*Короткое задание 1*. Перепишите дословно часть фрагмента текста о стихотворении Милоша от "Залпы за стенами" до "(Пер. Н. Горбаневской)".

Образ карусели в «Прощании с Марией», приобретающий качество символа, эмблемы, ассоциативно связывается с известным стихотворением Чеслава Милоша «Campo di Fiori» [Милош 2006], написанном поэтом в Варшаве в 1943 г. Речь в нем также идет о карусели. О той варшавской карусели, которая была установлена на площади Красинских (т. е. перед стеной гетто) как раз накануне восстания в гетто. И когда начались бои, карусель продолжала работать, доставляя удовольствие детям, молодежи, прохлаждающейся публике. «Милош сравнивал "веселые толпы" варшавян с римскими торговцами, которые сразу после казни Джордано Бруно вернулись к своим обыденным занятиям и радостям – "розовым креветкам", "корзинам маслин и лимонов". И заканчивает мыслью об "одиночестве в смерти", которой противостоит поэт» [Блонский 2009].

Здесь, на Кампо ди Фьори,
Сжигали Джордано Бруно,
Палач в кольце любопытных
Мелко крестил огонь,
Но только угасло пламя —
И снова шумели таверны,
Корзины маслин и лимонов
Покачивались на головах.
Я вспомнил Кампо ди Фьори
В Варшаве, у карусели,
В погожий весенний вечер,
Под звуки польки лихой.
Залпы за стенами гетто
Глушила лихая полька,
И подлетали пары
В весеннюю теплую синь.
А ветер с домов горящих
Сносил голубками хлопья,
И едущие на карусели
Ловили их на лету.
Трепал он девушкам юбки,
Тот ветер с домов горящих,
Смеялись веселые толпы
В варшавский праздничный день.

(Пер. Н. Горбаневской)

Как человек с чуткой совестью, поэт Милош испытывал душевную неловкость за это стихотворение, ибо в его основе лежит прием параллелизма: человеческому равнодушию к смерти себе подобных («Торгуют, смеются, любят / Близ мученического костра») как бы противопоставляется философская позиция поэта, возвысившегося и над безразличием толпы, и над равнодушием истории:

Я же тогда подумал
Об одиночестве в смерти,
О том, что, когда Джордано
Восходил на костер,
Не нашел ни единого слова
С человечеством попрощаться,
С человечеством, что оставалось,
В человеческом языке.

Как бы оправдываясь, Милош позже будет говорить, что это «стихотворение было „обыкновенным человеческим откликом на то, что происходило весной 1943 года“, и мы, конечно, охотно соглашаемся, что это отклик прекрасный и благородный. В ту чудовищную Пасху поэт спас – как кто-то хорошо сказал – „честь человеческой поэзии“. <…> „Campo di Fiori“ не сумело преодолеть „конфликт жизни с искусством“» [Там же].

*Короткое задание 2*. Преобразуйте в таблицу Markdown строки записей от строки с "Patent image size: (351, 602)." до строки с "The pig 42d is at (160, 208)." включительно, пропустив пустые строки. Столбцы назовите «№» и «Строка».

*Показанные записи*.
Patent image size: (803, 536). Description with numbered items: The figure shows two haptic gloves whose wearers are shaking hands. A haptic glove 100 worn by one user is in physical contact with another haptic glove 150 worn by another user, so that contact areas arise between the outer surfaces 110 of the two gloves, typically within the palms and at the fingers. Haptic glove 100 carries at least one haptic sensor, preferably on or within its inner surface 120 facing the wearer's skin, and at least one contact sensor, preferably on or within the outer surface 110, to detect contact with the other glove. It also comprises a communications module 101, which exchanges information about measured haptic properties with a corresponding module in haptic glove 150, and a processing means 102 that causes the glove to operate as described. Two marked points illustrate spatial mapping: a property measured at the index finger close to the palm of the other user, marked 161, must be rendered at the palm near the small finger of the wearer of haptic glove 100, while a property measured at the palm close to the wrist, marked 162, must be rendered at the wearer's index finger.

* * *

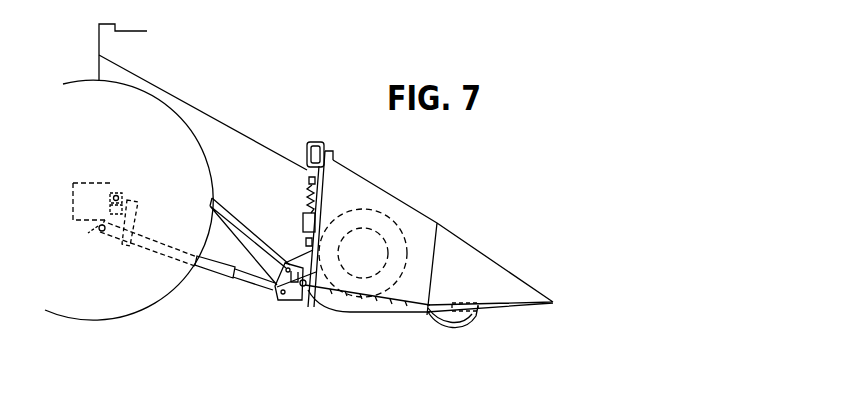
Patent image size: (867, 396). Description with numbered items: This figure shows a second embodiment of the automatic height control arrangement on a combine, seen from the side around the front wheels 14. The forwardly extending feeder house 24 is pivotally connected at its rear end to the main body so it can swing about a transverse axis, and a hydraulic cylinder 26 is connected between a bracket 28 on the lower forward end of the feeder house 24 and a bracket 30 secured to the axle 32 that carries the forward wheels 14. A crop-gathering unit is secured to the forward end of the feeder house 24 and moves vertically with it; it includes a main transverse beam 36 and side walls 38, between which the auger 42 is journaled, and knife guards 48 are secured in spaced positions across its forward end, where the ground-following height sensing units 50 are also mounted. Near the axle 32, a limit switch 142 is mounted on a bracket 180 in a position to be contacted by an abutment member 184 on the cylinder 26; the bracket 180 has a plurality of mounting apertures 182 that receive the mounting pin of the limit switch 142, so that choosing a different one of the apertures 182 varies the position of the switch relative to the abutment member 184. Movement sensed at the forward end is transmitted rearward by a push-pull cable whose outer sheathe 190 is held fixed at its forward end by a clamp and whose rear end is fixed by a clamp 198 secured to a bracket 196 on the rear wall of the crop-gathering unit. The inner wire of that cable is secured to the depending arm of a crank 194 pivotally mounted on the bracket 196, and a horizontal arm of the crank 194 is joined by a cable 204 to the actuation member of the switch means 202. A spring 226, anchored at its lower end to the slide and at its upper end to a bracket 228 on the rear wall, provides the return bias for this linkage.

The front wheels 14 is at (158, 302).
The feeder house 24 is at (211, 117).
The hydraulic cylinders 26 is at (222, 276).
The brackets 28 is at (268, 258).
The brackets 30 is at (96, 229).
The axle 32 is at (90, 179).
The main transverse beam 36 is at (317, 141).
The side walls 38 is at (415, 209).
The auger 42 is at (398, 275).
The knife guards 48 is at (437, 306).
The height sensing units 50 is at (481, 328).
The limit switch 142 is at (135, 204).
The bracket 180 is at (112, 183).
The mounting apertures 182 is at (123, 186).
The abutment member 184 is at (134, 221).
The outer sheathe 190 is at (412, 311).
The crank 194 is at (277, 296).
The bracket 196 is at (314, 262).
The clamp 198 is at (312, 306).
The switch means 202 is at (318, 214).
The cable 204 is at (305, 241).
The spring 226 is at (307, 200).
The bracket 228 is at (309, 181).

...

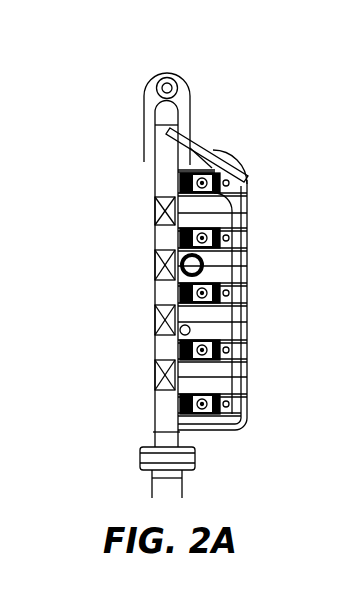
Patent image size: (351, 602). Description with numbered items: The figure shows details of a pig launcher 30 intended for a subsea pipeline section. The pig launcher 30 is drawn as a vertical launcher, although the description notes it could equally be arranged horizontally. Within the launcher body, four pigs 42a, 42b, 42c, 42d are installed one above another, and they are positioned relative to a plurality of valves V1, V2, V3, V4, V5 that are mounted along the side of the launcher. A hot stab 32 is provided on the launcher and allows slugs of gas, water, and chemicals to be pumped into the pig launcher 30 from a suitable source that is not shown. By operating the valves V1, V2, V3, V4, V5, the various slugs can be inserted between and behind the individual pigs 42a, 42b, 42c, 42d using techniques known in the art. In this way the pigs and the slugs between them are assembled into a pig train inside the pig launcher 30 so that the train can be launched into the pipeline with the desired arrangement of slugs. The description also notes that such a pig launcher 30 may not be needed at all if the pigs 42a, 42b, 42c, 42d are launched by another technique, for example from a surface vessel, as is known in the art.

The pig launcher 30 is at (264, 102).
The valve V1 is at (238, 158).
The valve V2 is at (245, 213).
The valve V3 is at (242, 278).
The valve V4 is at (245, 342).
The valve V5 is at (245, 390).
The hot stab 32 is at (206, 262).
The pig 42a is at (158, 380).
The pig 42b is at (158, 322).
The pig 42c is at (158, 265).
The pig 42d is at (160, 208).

*Результат 1*.
Залпы за стенами гетто
Глушила лихая полька,
И подлетали пары
В весеннюю теплую синь.
А ветер с домов горящих
Сносил голубками хлопья,
И едущие на карусели
Ловили их на лету.
Трепал он девушкам юбки,
Тот ветер с домов горящих,
Смеялись веселые толпы
В варшавский праздничный день.

(Пер. Н. Горбаневской)

*Результат 2*.
| № | Строка |
|---|---|
| 1 | Patent image size: (351, 602). Description with numbered items: The figure shows details of a pig launcher 30 intended for a subsea pipeline section. The pig launcher 30 is drawn as a vertical launcher, although the description notes it could equally be arranged horizontally. Within the launcher body, four pigs 42a, 42b, 42c, 42d are installed one above another, and they are positioned relative to a plurality of valves V1, V2, V3, V4, V5 that are mounted along the side of the launcher. A hot stab 32 is provided on the launcher and allows slugs of gas, water, and chemicals to be pumped into the pig launcher 30 from a suitable source that is not shown. By operating the valves V1, V2, V3, V4, V5, the various slugs can be inserted between and behind the individual pigs 42a, 42b, 42c, 42d using techniques known in the art. In this way the pigs and the slugs between them are assembled into a pig train inside the pig launcher 30 so that the train can be launched into the pipeline with the desired arrangement of slugs. The description also notes that such a pig launcher 30 may not be needed at all if the pigs 42a, 42b, 42c, 42d are launched by another technique, for example from a surface vessel, as is known in the art. |
| 2 | The pig launcher 30 is at (264, 102). |
| 3 | The valve V1 is at (238, 158). |
| 4 | The valve V2 is at (245, 213). |
| 5 | The valve V3 is at (242, 278). |
| 6 | The valve V4 is at (245, 342). |
| 7 | The valve V5 is at (245, 390). |
| 8 | The hot stab 32 is at (206, 262). |
| 9 | The pig 42a is at (158, 380). |
| 10 | The pig 42b is at (158, 322). |
| 11 | The pig 42c is at (158, 265). |
| 12 | The pig 42d is at (160, 208). |